**Given exercise**: Give only the number of lines in the listing below where the string "drinks" occurs.

[Start]

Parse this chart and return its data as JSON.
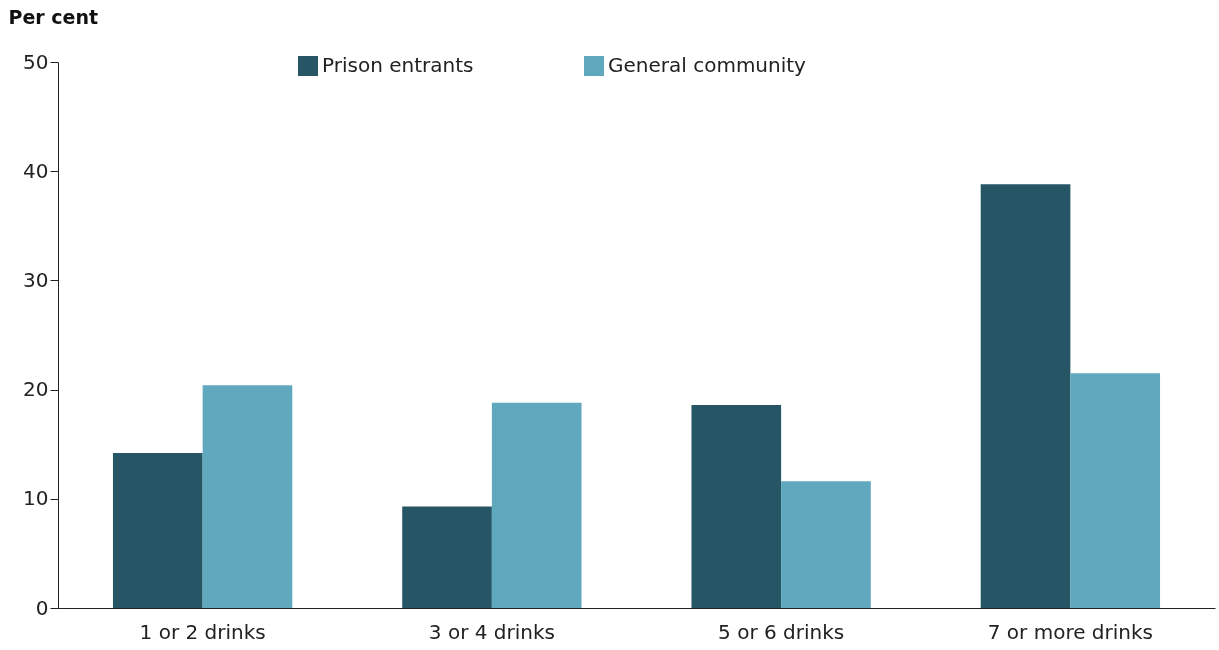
{
  "chart_data": {
    "type": "bar",
    "ylabel": "Per cent",
    "categories": [
      "1 or 2 drinks",
      "3 or 4 drinks",
      "5 or 6 drinks",
      "7 or more drinks"
    ],
    "series": [
      {
        "name": "Prison entrants",
        "color": "#265665",
        "values": [
          14.2,
          9.3,
          18.6,
          38.8
        ]
      },
      {
        "name": "General community",
        "color": "#60a8be",
        "values": [
          20.4,
          18.8,
          11.6,
          21.5
        ]
      }
    ],
    "ylim": [
      0,
      50
    ],
    "yticks": [
      0,
      10,
      20,
      30,
      40,
      50
    ],
    "grid": false,
    "legend": "top"
  }
}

[End]

**Completed exercise**: 4